## PROBLEM TO WORK ON
Search the records for "Dependência". Copy every line where it appears.

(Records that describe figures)

## start

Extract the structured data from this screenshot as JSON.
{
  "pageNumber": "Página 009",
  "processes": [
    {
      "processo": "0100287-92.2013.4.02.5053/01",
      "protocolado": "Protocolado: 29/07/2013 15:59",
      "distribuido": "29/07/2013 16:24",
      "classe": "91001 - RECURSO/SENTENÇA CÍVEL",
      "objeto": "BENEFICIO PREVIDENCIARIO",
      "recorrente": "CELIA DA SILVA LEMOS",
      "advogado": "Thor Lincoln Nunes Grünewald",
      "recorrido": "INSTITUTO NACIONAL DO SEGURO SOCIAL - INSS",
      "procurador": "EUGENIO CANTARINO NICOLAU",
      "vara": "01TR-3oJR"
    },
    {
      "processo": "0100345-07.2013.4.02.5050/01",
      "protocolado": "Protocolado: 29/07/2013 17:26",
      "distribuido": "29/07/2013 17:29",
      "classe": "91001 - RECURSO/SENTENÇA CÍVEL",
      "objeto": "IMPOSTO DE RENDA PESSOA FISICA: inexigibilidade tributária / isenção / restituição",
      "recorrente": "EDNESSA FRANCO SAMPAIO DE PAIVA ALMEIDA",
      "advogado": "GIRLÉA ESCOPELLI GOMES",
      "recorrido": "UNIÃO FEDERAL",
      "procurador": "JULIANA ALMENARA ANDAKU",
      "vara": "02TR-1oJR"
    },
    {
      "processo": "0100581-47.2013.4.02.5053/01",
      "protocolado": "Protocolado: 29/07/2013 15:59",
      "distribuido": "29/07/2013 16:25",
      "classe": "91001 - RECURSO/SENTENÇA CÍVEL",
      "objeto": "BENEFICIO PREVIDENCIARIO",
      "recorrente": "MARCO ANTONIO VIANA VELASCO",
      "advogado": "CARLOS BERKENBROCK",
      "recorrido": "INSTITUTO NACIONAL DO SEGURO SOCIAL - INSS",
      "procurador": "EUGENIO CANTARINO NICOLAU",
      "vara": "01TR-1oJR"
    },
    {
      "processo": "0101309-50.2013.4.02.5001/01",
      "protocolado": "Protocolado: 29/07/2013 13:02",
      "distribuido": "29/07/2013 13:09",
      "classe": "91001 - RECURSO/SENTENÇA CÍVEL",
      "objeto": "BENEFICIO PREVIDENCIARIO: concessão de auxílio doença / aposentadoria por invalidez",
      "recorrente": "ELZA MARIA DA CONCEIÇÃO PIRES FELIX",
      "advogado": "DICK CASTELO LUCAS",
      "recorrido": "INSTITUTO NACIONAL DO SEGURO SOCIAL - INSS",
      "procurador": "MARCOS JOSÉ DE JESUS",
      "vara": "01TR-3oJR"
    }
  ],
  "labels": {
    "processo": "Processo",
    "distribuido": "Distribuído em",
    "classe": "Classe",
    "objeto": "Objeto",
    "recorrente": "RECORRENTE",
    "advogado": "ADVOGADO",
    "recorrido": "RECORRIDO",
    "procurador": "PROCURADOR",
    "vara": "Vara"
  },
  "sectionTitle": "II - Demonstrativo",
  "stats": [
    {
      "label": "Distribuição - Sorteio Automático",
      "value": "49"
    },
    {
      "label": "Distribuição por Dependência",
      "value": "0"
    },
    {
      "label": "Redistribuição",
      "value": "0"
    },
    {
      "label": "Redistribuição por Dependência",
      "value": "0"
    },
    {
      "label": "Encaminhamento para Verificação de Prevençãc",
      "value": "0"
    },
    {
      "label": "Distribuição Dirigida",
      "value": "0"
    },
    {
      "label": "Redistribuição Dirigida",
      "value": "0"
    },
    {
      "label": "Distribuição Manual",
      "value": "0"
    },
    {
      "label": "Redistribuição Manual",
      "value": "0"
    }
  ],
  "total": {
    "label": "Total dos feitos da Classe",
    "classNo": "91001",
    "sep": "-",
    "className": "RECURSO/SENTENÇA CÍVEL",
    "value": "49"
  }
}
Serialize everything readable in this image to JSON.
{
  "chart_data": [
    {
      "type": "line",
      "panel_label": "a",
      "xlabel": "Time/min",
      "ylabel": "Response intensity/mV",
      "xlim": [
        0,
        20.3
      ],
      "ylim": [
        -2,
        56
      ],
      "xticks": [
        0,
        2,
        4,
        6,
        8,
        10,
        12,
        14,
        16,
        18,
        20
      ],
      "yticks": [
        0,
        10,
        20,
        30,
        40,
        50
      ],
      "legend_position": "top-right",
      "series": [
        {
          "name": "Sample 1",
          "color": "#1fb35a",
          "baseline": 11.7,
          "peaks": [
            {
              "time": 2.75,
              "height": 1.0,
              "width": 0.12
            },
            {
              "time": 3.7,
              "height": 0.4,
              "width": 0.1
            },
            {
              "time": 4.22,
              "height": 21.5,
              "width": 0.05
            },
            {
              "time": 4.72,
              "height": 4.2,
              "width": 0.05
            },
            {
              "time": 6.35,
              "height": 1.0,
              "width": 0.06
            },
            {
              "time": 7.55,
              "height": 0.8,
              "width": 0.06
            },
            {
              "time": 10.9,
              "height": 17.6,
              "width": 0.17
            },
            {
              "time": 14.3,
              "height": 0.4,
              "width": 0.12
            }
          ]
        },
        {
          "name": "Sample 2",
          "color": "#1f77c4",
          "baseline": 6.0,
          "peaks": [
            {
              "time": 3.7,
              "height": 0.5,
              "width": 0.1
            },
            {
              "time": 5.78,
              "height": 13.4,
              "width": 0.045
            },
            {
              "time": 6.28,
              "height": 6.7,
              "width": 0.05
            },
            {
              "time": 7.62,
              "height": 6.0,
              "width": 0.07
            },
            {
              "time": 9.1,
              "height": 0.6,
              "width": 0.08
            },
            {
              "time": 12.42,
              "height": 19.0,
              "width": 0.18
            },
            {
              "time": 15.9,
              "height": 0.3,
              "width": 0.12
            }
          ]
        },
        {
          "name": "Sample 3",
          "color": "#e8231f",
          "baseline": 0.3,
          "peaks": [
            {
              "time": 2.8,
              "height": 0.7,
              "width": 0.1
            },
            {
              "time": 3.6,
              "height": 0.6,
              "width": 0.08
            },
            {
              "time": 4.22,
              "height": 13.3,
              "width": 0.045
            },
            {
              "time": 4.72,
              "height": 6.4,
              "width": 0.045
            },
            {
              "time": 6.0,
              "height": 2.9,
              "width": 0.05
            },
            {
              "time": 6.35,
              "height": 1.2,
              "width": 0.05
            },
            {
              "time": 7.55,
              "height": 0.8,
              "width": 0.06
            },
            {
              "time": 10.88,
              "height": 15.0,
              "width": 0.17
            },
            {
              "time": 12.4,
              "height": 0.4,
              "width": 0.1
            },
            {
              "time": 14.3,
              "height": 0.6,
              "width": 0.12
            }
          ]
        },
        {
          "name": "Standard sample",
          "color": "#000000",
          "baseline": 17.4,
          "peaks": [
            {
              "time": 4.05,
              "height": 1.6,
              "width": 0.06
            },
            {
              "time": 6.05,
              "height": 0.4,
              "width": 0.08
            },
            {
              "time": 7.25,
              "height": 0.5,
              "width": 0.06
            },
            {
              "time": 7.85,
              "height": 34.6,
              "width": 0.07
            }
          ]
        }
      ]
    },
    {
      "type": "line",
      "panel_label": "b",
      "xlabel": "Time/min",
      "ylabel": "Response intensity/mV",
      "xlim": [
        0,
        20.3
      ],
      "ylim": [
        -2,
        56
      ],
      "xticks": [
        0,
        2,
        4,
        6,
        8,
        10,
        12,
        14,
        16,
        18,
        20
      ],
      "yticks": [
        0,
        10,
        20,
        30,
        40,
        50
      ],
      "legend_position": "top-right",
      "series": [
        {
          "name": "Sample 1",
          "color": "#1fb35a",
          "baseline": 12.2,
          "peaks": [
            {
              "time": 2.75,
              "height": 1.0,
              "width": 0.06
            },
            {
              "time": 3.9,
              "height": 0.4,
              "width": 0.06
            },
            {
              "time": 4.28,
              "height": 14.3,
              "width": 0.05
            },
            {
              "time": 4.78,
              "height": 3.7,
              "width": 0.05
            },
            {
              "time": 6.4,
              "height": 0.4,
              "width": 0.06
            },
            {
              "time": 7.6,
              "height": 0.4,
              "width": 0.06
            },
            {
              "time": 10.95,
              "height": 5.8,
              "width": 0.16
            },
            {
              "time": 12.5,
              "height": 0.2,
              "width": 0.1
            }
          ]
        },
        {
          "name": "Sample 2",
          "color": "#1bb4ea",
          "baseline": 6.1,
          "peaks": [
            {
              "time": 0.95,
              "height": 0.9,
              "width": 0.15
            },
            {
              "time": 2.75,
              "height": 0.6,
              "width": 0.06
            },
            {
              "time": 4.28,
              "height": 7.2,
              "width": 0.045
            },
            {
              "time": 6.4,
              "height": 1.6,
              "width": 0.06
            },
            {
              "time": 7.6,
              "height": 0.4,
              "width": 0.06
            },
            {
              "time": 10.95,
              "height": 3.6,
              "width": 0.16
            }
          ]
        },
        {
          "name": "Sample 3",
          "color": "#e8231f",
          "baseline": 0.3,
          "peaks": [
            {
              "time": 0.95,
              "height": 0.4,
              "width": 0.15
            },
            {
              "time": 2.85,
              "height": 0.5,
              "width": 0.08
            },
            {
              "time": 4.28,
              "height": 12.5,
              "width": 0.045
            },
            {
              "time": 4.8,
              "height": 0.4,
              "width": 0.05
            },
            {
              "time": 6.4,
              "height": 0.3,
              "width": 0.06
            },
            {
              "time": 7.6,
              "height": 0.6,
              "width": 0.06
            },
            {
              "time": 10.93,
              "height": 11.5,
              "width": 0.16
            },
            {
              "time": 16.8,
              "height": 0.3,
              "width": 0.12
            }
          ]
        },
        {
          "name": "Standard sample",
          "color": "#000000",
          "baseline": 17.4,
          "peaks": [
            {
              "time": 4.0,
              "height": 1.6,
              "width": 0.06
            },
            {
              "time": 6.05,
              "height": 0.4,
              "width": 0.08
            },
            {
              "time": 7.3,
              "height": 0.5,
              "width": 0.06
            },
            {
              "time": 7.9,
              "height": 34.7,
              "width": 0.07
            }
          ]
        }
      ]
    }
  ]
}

## end

## OUTPUT FOR THIS TASK
      "label": "Distribuição por Dependência",
      "label": "Redistribuição por Dependência",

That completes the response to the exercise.